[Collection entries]
<<<<

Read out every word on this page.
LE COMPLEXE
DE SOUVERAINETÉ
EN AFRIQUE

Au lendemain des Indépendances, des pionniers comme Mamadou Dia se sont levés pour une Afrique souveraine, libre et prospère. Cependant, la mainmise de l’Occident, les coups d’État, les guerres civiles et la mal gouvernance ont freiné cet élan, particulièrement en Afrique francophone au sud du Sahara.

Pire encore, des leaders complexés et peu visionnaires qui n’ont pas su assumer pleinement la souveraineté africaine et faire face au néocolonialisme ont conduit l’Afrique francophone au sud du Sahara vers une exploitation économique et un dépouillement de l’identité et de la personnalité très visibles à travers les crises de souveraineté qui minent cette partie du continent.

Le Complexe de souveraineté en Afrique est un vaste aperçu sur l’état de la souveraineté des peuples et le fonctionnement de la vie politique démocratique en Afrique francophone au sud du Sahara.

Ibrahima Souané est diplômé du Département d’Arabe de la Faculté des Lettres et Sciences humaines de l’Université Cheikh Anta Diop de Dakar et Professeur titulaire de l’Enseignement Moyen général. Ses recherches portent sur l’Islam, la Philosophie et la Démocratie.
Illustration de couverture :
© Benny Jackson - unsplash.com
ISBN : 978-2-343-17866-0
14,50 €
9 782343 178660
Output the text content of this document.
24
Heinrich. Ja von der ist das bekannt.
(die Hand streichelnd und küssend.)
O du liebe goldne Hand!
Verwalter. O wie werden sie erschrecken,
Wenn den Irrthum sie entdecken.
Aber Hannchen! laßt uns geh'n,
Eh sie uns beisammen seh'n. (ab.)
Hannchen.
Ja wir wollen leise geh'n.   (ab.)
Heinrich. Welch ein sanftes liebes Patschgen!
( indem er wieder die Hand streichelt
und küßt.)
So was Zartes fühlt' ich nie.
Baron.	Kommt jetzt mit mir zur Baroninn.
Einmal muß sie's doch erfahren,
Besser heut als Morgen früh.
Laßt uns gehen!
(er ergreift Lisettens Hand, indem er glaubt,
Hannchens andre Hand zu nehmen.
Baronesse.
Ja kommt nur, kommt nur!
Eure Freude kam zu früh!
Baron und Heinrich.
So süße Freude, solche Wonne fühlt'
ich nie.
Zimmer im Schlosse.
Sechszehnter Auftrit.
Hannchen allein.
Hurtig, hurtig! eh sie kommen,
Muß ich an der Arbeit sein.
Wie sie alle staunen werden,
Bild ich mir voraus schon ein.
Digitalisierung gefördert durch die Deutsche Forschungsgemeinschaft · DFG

>>>>

TO BE DONE
Can you quote exactly the lines from the one containing "Output the text content of this document." through the last line of the records above, and nothing else?

FINAL RESULT
Output the text content of this document.
24
Heinrich. Ja von der ist das bekannt.
(die Hand streichelnd und küssend.)
O du liebe goldne Hand!
Verwalter. O wie werden sie erschrecken,
Wenn den Irrthum sie entdecken.
Aber Hannchen! laßt uns geh'n,
Eh sie uns beisammen seh'n. (ab.)
Hannchen.
Ja wir wollen leise geh'n.   (ab.)
Heinrich. Welch ein sanftes liebes Patschgen!
( indem er wieder die Hand streichelt
und küßt.)
So was Zartes fühlt' ich nie.
Baron.	Kommt jetzt mit mir zur Baroninn.
Einmal muß sie's doch erfahren,
Besser heut als Morgen früh.
Laßt uns gehen!
(er ergreift Lisettens Hand, indem er glaubt,
Hannchens andre Hand zu nehmen.
Baronesse.
Ja kommt nur, kommt nur!
Eure Freude kam zu früh!
Baron und Heinrich.
So süße Freude, solche Wonne fühlt'
ich nie.
Zimmer im Schlosse.
Sechszehnter Auftrit.
Hannchen allein.
Hurtig, hurtig! eh sie kommen,
Muß ich an der Arbeit sein.
Wie sie alle staunen werden,
Bild ich mir voraus schon ein.
Digitalisierung gefördert durch die Deutsche Forschungsgemeinschaft · DFG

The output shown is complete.